* Begin Material provided *
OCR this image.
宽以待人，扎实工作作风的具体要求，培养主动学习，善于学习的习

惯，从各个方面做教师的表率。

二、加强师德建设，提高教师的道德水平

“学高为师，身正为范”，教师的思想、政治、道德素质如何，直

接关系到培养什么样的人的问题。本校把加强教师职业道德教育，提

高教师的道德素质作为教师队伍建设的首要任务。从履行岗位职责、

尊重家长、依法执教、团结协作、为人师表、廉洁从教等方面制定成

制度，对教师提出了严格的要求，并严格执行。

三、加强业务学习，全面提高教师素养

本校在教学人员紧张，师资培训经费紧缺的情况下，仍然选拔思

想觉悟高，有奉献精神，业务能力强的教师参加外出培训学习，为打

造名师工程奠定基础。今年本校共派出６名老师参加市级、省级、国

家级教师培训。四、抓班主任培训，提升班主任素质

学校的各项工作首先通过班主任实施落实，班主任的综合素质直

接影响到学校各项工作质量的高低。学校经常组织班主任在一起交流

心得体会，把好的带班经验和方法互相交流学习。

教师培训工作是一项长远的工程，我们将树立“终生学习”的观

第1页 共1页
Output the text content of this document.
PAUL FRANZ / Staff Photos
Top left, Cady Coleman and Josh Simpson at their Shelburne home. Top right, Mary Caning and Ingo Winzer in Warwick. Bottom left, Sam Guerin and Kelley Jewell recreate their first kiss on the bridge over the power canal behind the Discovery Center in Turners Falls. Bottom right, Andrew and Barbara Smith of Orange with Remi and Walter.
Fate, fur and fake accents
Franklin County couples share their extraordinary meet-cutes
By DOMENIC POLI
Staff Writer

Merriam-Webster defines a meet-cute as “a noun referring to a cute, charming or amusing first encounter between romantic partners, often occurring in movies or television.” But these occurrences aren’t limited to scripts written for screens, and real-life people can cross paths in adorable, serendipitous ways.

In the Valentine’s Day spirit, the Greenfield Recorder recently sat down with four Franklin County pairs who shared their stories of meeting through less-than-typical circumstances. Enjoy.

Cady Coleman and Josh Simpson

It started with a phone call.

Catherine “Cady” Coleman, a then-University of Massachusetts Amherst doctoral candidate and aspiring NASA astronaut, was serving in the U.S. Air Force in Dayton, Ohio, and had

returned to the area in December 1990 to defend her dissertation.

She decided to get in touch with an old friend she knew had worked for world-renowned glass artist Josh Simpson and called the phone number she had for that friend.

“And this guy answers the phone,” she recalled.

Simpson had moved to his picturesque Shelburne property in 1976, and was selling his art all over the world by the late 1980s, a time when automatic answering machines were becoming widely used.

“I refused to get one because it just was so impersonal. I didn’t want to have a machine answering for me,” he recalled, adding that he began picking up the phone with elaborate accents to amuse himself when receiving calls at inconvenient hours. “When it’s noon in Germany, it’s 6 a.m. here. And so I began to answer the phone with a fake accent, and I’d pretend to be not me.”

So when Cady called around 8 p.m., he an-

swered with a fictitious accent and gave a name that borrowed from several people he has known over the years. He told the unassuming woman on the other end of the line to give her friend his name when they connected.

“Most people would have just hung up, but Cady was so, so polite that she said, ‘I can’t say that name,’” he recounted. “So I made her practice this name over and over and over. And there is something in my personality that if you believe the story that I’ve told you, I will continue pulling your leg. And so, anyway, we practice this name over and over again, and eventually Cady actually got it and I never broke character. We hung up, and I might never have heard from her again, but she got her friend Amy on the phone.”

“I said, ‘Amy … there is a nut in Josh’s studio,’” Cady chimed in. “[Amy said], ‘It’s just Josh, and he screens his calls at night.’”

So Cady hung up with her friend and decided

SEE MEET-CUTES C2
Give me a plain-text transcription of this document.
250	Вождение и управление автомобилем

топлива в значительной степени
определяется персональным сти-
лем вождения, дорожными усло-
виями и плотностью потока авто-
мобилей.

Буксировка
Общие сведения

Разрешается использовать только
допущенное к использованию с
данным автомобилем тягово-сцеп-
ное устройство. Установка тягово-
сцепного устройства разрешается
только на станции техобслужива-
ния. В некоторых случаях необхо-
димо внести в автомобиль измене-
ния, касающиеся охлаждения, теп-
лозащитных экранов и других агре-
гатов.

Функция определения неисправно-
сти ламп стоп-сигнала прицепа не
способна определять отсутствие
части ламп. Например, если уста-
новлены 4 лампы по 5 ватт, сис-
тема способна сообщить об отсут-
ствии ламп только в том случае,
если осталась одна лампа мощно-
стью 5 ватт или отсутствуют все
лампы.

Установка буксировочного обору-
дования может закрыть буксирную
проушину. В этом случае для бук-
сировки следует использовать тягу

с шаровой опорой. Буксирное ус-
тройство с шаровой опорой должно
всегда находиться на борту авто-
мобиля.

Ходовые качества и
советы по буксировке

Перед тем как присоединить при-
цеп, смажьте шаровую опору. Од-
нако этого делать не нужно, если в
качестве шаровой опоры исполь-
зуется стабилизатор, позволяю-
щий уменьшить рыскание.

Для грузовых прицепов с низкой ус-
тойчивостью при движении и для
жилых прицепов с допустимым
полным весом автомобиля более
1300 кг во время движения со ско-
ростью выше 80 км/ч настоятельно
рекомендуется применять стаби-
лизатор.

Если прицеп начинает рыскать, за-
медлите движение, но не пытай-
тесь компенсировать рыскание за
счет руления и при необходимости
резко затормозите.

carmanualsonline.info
* End Material provided *
◆ **Exercise prompt**: Return the material exactly as it stands.

◆ **Expected output**:
OCR this image.
宽以待人，扎实工作作风的具体要求，培养主动学习，善于学习的习

惯，从各个方面做教师的表率。

二、加强师德建设，提高教师的道德水平

“学高为师，身正为范”，教师的思想、政治、道德素质如何，直

接关系到培养什么样的人的问题。本校把加强教师职业道德教育，提

高教师的道德素质作为教师队伍建设的首要任务。从履行岗位职责、

尊重家长、依法执教、团结协作、为人师表、廉洁从教等方面制定成

制度，对教师提出了严格的要求，并严格执行。

三、加强业务学习，全面提高教师素养

本校在教学人员紧张，师资培训经费紧缺的情况下，仍然选拔思

想觉悟高，有奉献精神，业务能力强的教师参加外出培训学习，为打

造名师工程奠定基础。今年本校共派出６名老师参加市级、省级、国

家级教师培训。四、抓班主任培训，提升班主任素质

学校的各项工作首先通过班主任实施落实，班主任的综合素质直

接影响到学校各项工作质量的高低。学校经常组织班主任在一起交流

心得体会，把好的带班经验和方法互相交流学习。

教师培训工作是一项长远的工程，我们将树立“终生学习”的观

第1页 共1页
Output the text content of this document.
PAUL FRANZ / Staff Photos
Top left, Cady Coleman and Josh Simpson at their Shelburne home. Top right, Mary Caning and Ingo Winzer in Warwick. Bottom left, Sam Guerin and Kelley Jewell recreate their first kiss on the bridge over the power canal behind the Discovery Center in Turners Falls. Bottom right, Andrew and Barbara Smith of Orange with Remi and Walter.
Fate, fur and fake accents
Franklin County couples share their extraordinary meet-cutes
By DOMENIC POLI
Staff Writer

Merriam-Webster defines a meet-cute as “a noun referring to a cute, charming or amusing first encounter between romantic partners, often occurring in movies or television.” But these occurrences aren’t limited to scripts written for screens, and real-life people can cross paths in adorable, serendipitous ways.

In the Valentine’s Day spirit, the Greenfield Recorder recently sat down with four Franklin County pairs who shared their stories of meeting through less-than-typical circumstances. Enjoy.

Cady Coleman and Josh Simpson

It started with a phone call.

Catherine “Cady” Coleman, a then-University of Massachusetts Amherst doctoral candidate and aspiring NASA astronaut, was serving in the U.S. Air Force in Dayton, Ohio, and had

returned to the area in December 1990 to defend her dissertation.

She decided to get in touch with an old friend she knew had worked for world-renowned glass artist Josh Simpson and called the phone number she had for that friend.

“And this guy answers the phone,” she recalled.

Simpson had moved to his picturesque Shelburne property in 1976, and was selling his art all over the world by the late 1980s, a time when automatic answering machines were becoming widely used.

“I refused to get one because it just was so impersonal. I didn’t want to have a machine answering for me,” he recalled, adding that he began picking up the phone with elaborate accents to amuse himself when receiving calls at inconvenient hours. “When it’s noon in Germany, it’s 6 a.m. here. And so I began to answer the phone with a fake accent, and I’d pretend to be not me.”

So when Cady called around 8 p.m., he an-

swered with a fictitious accent and gave a name that borrowed from several people he has known over the years. He told the unassuming woman on the other end of the line to give her friend his name when they connected.

“Most people would have just hung up, but Cady was so, so polite that she said, ‘I can’t say that name,’” he recounted. “So I made her practice this name over and over and over. And there is something in my personality that if you believe the story that I’ve told you, I will continue pulling your leg. And so, anyway, we practice this name over and over again, and eventually Cady actually got it and I never broke character. We hung up, and I might never have heard from her again, but she got her friend Amy on the phone.”

“I said, ‘Amy … there is a nut in Josh’s studio,’” Cady chimed in. “[Amy said], ‘It’s just Josh, and he screens his calls at night.’”

So Cady hung up with her friend and decided

SEE MEET-CUTES C2
Give me a plain-text transcription of this document.
250	Вождение и управление автомобилем

топлива в значительной степени
определяется персональным сти-
лем вождения, дорожными усло-
виями и плотностью потока авто-
мобилей.

Буксировка
Общие сведения

Разрешается использовать только
допущенное к использованию с
данным автомобилем тягово-сцеп-
ное устройство. Установка тягово-
сцепного устройства разрешается
только на станции техобслужива-
ния. В некоторых случаях необхо-
димо внести в автомобиль измене-
ния, касающиеся охлаждения, теп-
лозащитных экранов и других агре-
гатов.

Функция определения неисправно-
сти ламп стоп-сигнала прицепа не
способна определять отсутствие
части ламп. Например, если уста-
новлены 4 лампы по 5 ватт, сис-
тема способна сообщить об отсут-
ствии ламп только в том случае,
если осталась одна лампа мощно-
стью 5 ватт или отсутствуют все
лампы.

Установка буксировочного обору-
дования может закрыть буксирную
проушину. В этом случае для бук-
сировки следует использовать тягу

с шаровой опорой. Буксирное ус-
тройство с шаровой опорой должно
всегда находиться на борту авто-
мобиля.

Ходовые качества и
советы по буксировке

Перед тем как присоединить при-
цеп, смажьте шаровую опору. Од-
нако этого делать не нужно, если в
качестве шаровой опоры исполь-
зуется стабилизатор, позволяю-
щий уменьшить рыскание.

Для грузовых прицепов с низкой ус-
тойчивостью при движении и для
жилых прицепов с допустимым
полным весом автомобиля более
1300 кг во время движения со ско-
ростью выше 80 км/ч настоятельно
рекомендуется применять стаби-
лизатор.

Если прицеп начинает рыскать, за-
медлите движение, но не пытай-
тесь компенсировать рыскание за
счет руления и при необходимости
резко затормозите.

carmanualsonline.info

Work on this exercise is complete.